PROBLEM DESCRIPTION => Could you give the material below again with every "realtime-bar" renamed to "live-activity-bar", leaving everything else unchanged and leaving out the pictures?

RECORDS =>
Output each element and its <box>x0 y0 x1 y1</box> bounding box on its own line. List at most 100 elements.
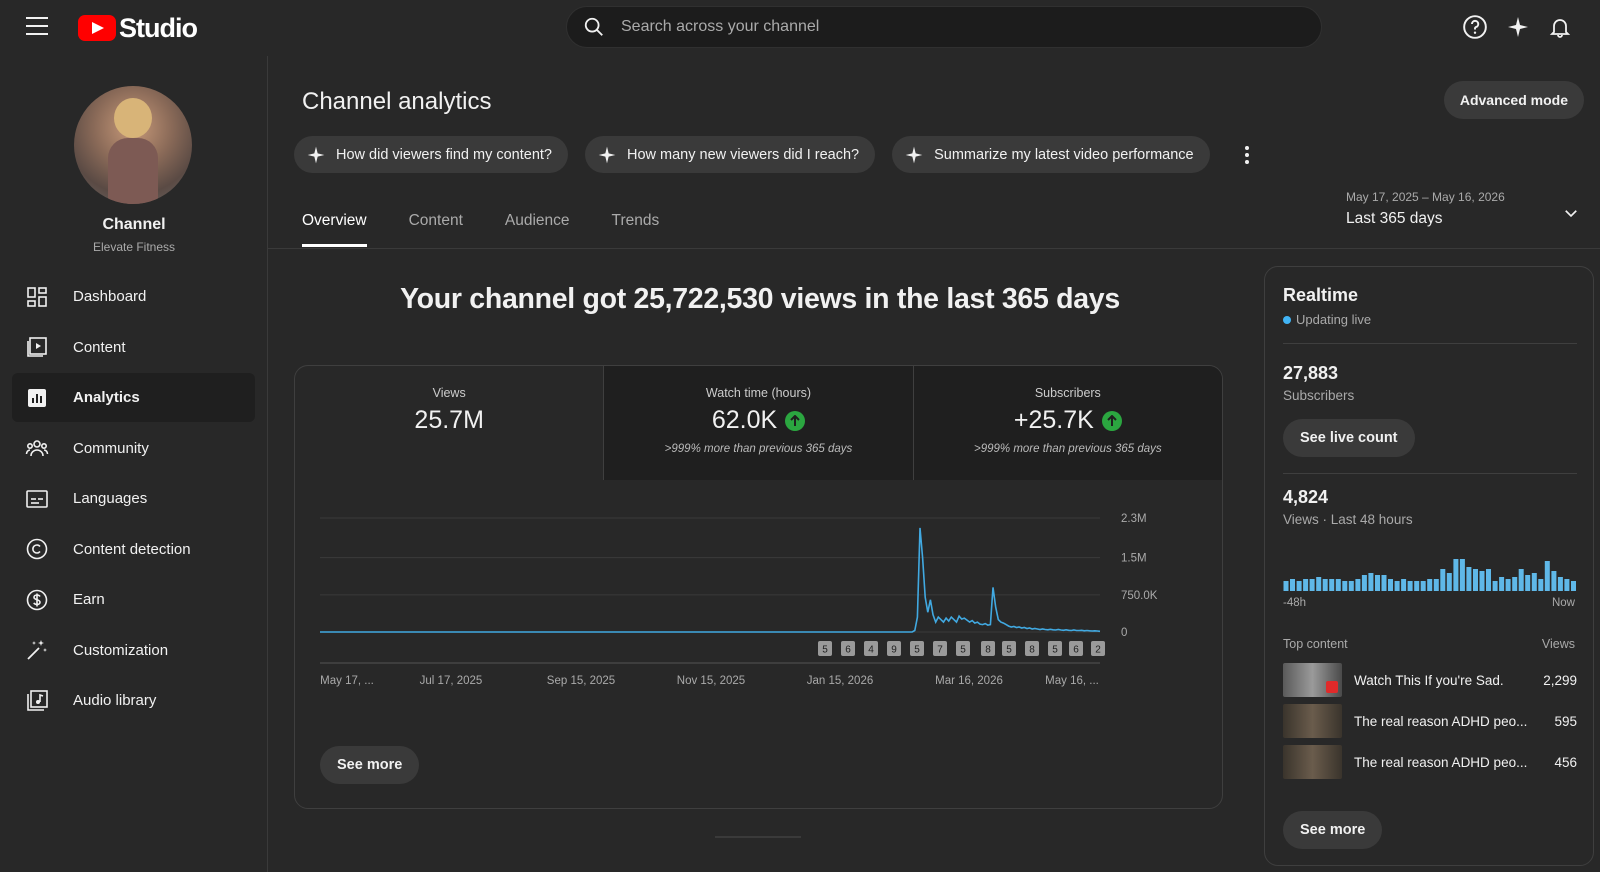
metric-watch-time[interactable]: Watch time (hours) 62.0K >999% more than… <box>604 366 914 480</box>
video-marker-label: 9 <box>891 645 897 656</box>
advanced-mode-button[interactable]: Advanced mode <box>1443 81 1584 119</box>
realtime-bar <box>1440 569 1446 591</box>
realtime-bar <box>1414 581 1420 591</box>
realtime-bar <box>1329 579 1335 591</box>
sparkle-icon[interactable] <box>1506 15 1530 39</box>
sidebar-item-customization[interactable]: Customization <box>12 626 255 675</box>
overview-card: Views 25.7M Watch time (hours) 62.0K >99… <box>294 365 1223 809</box>
arrow-up-icon <box>785 410 806 431</box>
menu-icon[interactable] <box>26 17 48 37</box>
realtime-bar <box>1479 571 1485 591</box>
video-marker <box>841 641 855 656</box>
realtime-bar <box>1283 581 1289 591</box>
sidebar-item-community[interactable]: Community <box>12 424 255 473</box>
top-content-row[interactable]: The real reason ADHD peo... 595 <box>1283 703 1577 739</box>
sidebar-item-languages[interactable]: Languages <box>12 474 255 523</box>
realtime-bar <box>1388 579 1393 591</box>
sidebar-item-dashboard[interactable]: Dashboard <box>12 272 255 321</box>
realtime-bar <box>1335 579 1341 591</box>
video-marker <box>956 641 970 656</box>
tab-content[interactable]: Content <box>408 212 463 229</box>
video-marker <box>864 641 878 656</box>
video-marker-label: 5 <box>1006 645 1012 656</box>
realtime-bar <box>1348 581 1354 591</box>
metric-views[interactable]: Views 25.7M <box>295 366 605 480</box>
top-content-row[interactable]: Watch This If you're Sad. 2,299 <box>1283 662 1577 698</box>
realtime-bar <box>1551 571 1557 591</box>
mini-axis-start: -48h <box>1283 597 1307 609</box>
tab-overview[interactable]: Overview <box>302 212 367 247</box>
tab-audience[interactable]: Audience <box>504 212 570 229</box>
sidebar-item-content[interactable]: Content <box>12 323 255 372</box>
y-tick-label: 2.3M <box>1121 513 1147 525</box>
realtime-bar <box>1394 581 1400 591</box>
realtime-status: Updating live <box>1283 312 1371 327</box>
realtime-bar <box>1296 581 1302 591</box>
realtime-bar <box>1564 579 1570 591</box>
video-marker-label: 5 <box>914 645 920 656</box>
realtime-bar <box>1538 579 1544 591</box>
realtime-bar <box>1407 581 1413 591</box>
realtime-bar <box>1303 579 1309 591</box>
video-thumbnail <box>1283 663 1342 697</box>
date-range-selector[interactable]: May 17, 2025 – May 16, 2026 Last 365 day… <box>1346 190 1586 228</box>
metric-subscribers[interactable]: Subscribers +25.7K >999% more than previ… <box>913 366 1222 480</box>
content-icon <box>27 337 47 357</box>
search-icon <box>584 17 603 36</box>
realtime-title: Realtime <box>1283 285 1359 305</box>
x-tick-label: Jul 17, 2025 <box>420 675 483 687</box>
sidebar-item-analytics[interactable]: Analytics <box>12 373 255 422</box>
dashboard-icon <box>27 286 47 307</box>
more-options-icon[interactable] <box>1237 145 1257 165</box>
page-title: Channel analytics <box>302 88 492 115</box>
realtime-bar <box>1433 579 1439 591</box>
video-marker-label: 6 <box>845 645 851 656</box>
sparkle-icon <box>598 146 616 163</box>
video-marker <box>1069 641 1083 656</box>
notifications-bell-icon[interactable] <box>1548 15 1572 39</box>
arrow-up-icon <box>1101 410 1122 431</box>
video-marker <box>933 641 947 656</box>
realtime-bar <box>1473 569 1478 591</box>
see-more-top-content-button[interactable]: See more <box>1283 811 1383 849</box>
realtime-bar <box>1512 577 1518 591</box>
chip-viewers-find[interactable]: How did viewers find my content? <box>294 136 568 173</box>
realtime-bar <box>1466 567 1472 591</box>
languages-icon <box>26 489 48 508</box>
top-content-heading: Top content <box>1283 637 1348 651</box>
views-column-heading: Views <box>1541 637 1575 651</box>
chip-summarize-video[interactable]: Summarize my latest video performance <box>892 136 1210 173</box>
x-tick-label: Nov 15, 2025 <box>677 675 745 687</box>
realtime-bar <box>1453 559 1459 591</box>
channel-name: Elevate Fitness <box>92 240 176 254</box>
chip-new-viewers[interactable]: How many new viewers did I reach? <box>585 136 876 173</box>
realtime-views-label: Views · Last 48 hours <box>1283 512 1413 527</box>
studio-logo[interactable]: Studio <box>78 12 198 44</box>
realtime-bar <box>1544 561 1550 591</box>
see-more-button[interactable]: See more <box>320 746 420 784</box>
video-marker <box>887 641 901 656</box>
sidebar-item-content-detection[interactable]: Content detection <box>12 525 255 574</box>
video-marker <box>818 641 832 656</box>
realtime-bar <box>1499 577 1505 591</box>
x-tick-label: Jan 15, 2026 <box>807 675 874 687</box>
realtime-card: Realtime Updating live 27,883 Subscriber… <box>1264 266 1594 866</box>
realtime-bar <box>1557 577 1563 591</box>
channel-avatar[interactable] <box>74 86 192 204</box>
sidebar-item-earn[interactable]: Earn <box>12 575 255 624</box>
help-icon[interactable] <box>1462 14 1488 40</box>
tab-trends[interactable]: Trends <box>611 212 660 229</box>
sidebar-item-audio-library[interactable]: Audio library <box>12 676 255 725</box>
audio-library-icon <box>27 689 48 711</box>
analytics-icon <box>28 388 46 407</box>
see-live-count-button[interactable]: See live count <box>1283 419 1415 457</box>
realtime-bar <box>1518 569 1524 591</box>
realtime-bar <box>1316 577 1322 591</box>
video-marker <box>1002 641 1016 656</box>
realtime-bar <box>1492 581 1498 591</box>
y-tick-label: 0 <box>1121 627 1127 639</box>
realtime-bar <box>1525 575 1531 591</box>
mini-axis-end: Now <box>1551 597 1575 609</box>
top-content-row[interactable]: The real reason ADHD peo... 456 <box>1283 744 1577 780</box>
search-input[interactable]: Search across your channel <box>566 6 1322 48</box>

CORRECT RESPONSE =>
Output each element and its <box>x0 y0 x1 y1</box> bounding box on its own line. List at most 100 elements.
metric-watch-time[interactable]: Watch time (hours) 62.0K >999% more than… <box>604 366 914 480</box>
video-marker-label: 9 <box>891 645 897 656</box>
advanced-mode-button[interactable]: Advanced mode <box>1443 81 1584 119</box>
live-activity-bar <box>1440 569 1446 591</box>
live-activity-bar <box>1414 581 1420 591</box>
live-activity-bar <box>1329 579 1335 591</box>
sparkle-icon[interactable] <box>1506 15 1530 39</box>
sidebar-item-customization[interactable]: Customization <box>12 626 255 675</box>
overview-card: Views 25.7M Watch time (hours) 62.0K >99… <box>294 365 1223 809</box>
arrow-up-icon <box>785 410 806 431</box>
menu-icon[interactable] <box>26 17 48 37</box>
live-activity-bar <box>1479 571 1485 591</box>
video-marker <box>841 641 855 656</box>
live-activity-bar <box>1283 581 1289 591</box>
sidebar-item-community[interactable]: Community <box>12 424 255 473</box>
top-content-row[interactable]: The real reason ADHD peo... 595 <box>1283 703 1577 739</box>
sidebar-item-languages[interactable]: Languages <box>12 474 255 523</box>
live-activity-bar <box>1388 579 1393 591</box>
sidebar-item-dashboard[interactable]: Dashboard <box>12 272 255 321</box>
live-activity-bar <box>1335 579 1341 591</box>
video-marker <box>956 641 970 656</box>
tab-content[interactable]: Content <box>408 212 463 229</box>
video-marker <box>864 641 878 656</box>
video-marker-label: 5 <box>1006 645 1012 656</box>
live-activity-bar <box>1348 581 1354 591</box>
metric-views[interactable]: Views 25.7M <box>295 366 605 480</box>
top-content-row[interactable]: Watch This If you're Sad. 2,299 <box>1283 662 1577 698</box>
live-activity-bar <box>1551 571 1557 591</box>
mini-axis-start: -48h <box>1283 597 1307 609</box>
tab-overview[interactable]: Overview <box>302 212 367 247</box>
tab-audience[interactable]: Audience <box>504 212 570 229</box>
sidebar-item-content[interactable]: Content <box>12 323 255 372</box>
y-tick-label: 2.3M <box>1121 513 1147 525</box>
live-activity-bar <box>1394 581 1400 591</box>
realtime-status: Updating live <box>1283 312 1371 327</box>
live-activity-bar <box>1296 581 1302 591</box>
live-activity-bar <box>1564 579 1570 591</box>
video-marker-label: 5 <box>914 645 920 656</box>
live-activity-bar <box>1538 579 1544 591</box>
live-activity-bar <box>1407 581 1413 591</box>
live-activity-bar <box>1303 579 1309 591</box>
video-thumbnail <box>1283 663 1342 697</box>
date-range-selector[interactable]: May 17, 2025 – May 16, 2026 Last 365 day… <box>1346 190 1586 228</box>
metric-subscribers[interactable]: Subscribers +25.7K >999% more than previ… <box>913 366 1222 480</box>
content-icon <box>27 337 47 357</box>
search-icon <box>584 17 603 36</box>
realtime-title: Realtime <box>1283 285 1359 305</box>
x-tick-label: Jul 17, 2025 <box>420 675 483 687</box>
sidebar-item-analytics[interactable]: Analytics <box>12 373 255 422</box>
dashboard-icon <box>27 286 47 307</box>
more-options-icon[interactable] <box>1237 145 1257 165</box>
page-title: Channel analytics <box>302 88 492 115</box>
live-activity-bar <box>1433 579 1439 591</box>
video-marker-label: 6 <box>845 645 851 656</box>
sparkle-icon <box>598 146 616 163</box>
video-marker <box>1069 641 1083 656</box>
notifications-bell-icon[interactable] <box>1548 15 1572 39</box>
arrow-up-icon <box>1101 410 1122 431</box>
video-marker <box>933 641 947 656</box>
live-activity-bar <box>1473 569 1478 591</box>
see-more-top-content-button[interactable]: See more <box>1283 811 1383 849</box>
live-activity-bar <box>1512 577 1518 591</box>
chip-viewers-find[interactable]: How did viewers find my content? <box>294 136 568 173</box>
live-activity-bar <box>1466 567 1472 591</box>
languages-icon <box>26 489 48 508</box>
top-content-heading: Top content <box>1283 637 1348 651</box>
views-column-heading: Views <box>1541 637 1575 651</box>
chip-summarize-video[interactable]: Summarize my latest video performance <box>892 136 1210 173</box>
x-tick-label: Nov 15, 2025 <box>677 675 745 687</box>
live-activity-bar <box>1453 559 1459 591</box>
channel-name: Elevate Fitness <box>92 240 176 254</box>
chip-new-viewers[interactable]: How many new viewers did I reach? <box>585 136 876 173</box>
realtime-views-label: Views · Last 48 hours <box>1283 512 1413 527</box>
studio-logo[interactable]: Studio <box>78 12 198 44</box>
live-activity-bar <box>1544 561 1550 591</box>
see-more-button[interactable]: See more <box>320 746 420 784</box>
video-marker <box>887 641 901 656</box>
sidebar-item-content-detection[interactable]: Content detection <box>12 525 255 574</box>
video-marker <box>818 641 832 656</box>
live-activity-bar <box>1499 577 1505 591</box>
x-tick-label: Jan 15, 2026 <box>807 675 874 687</box>
realtime-card: Realtime Updating live 27,883 Subscriber… <box>1264 266 1594 866</box>
live-activity-bar <box>1557 577 1563 591</box>
channel-avatar[interactable] <box>74 86 192 204</box>
sidebar-item-earn[interactable]: Earn <box>12 575 255 624</box>
help-icon[interactable] <box>1462 14 1488 40</box>
tab-trends[interactable]: Trends <box>611 212 660 229</box>
sidebar-item-audio-library[interactable]: Audio library <box>12 676 255 725</box>
audio-library-icon <box>27 689 48 711</box>
analytics-icon <box>28 388 46 407</box>
see-live-count-button[interactable]: See live count <box>1283 419 1415 457</box>
live-activity-bar <box>1518 569 1524 591</box>
live-activity-bar <box>1316 577 1322 591</box>
video-marker <box>1002 641 1016 656</box>
live-activity-bar <box>1492 581 1498 591</box>
y-tick-label: 0 <box>1121 627 1127 639</box>
live-activity-bar <box>1525 575 1531 591</box>
mini-axis-end: Now <box>1551 597 1575 609</box>
top-content-row[interactable]: The real reason ADHD peo... 456 <box>1283 744 1577 780</box>
search-input[interactable]: Search across your channel <box>566 6 1322 48</box>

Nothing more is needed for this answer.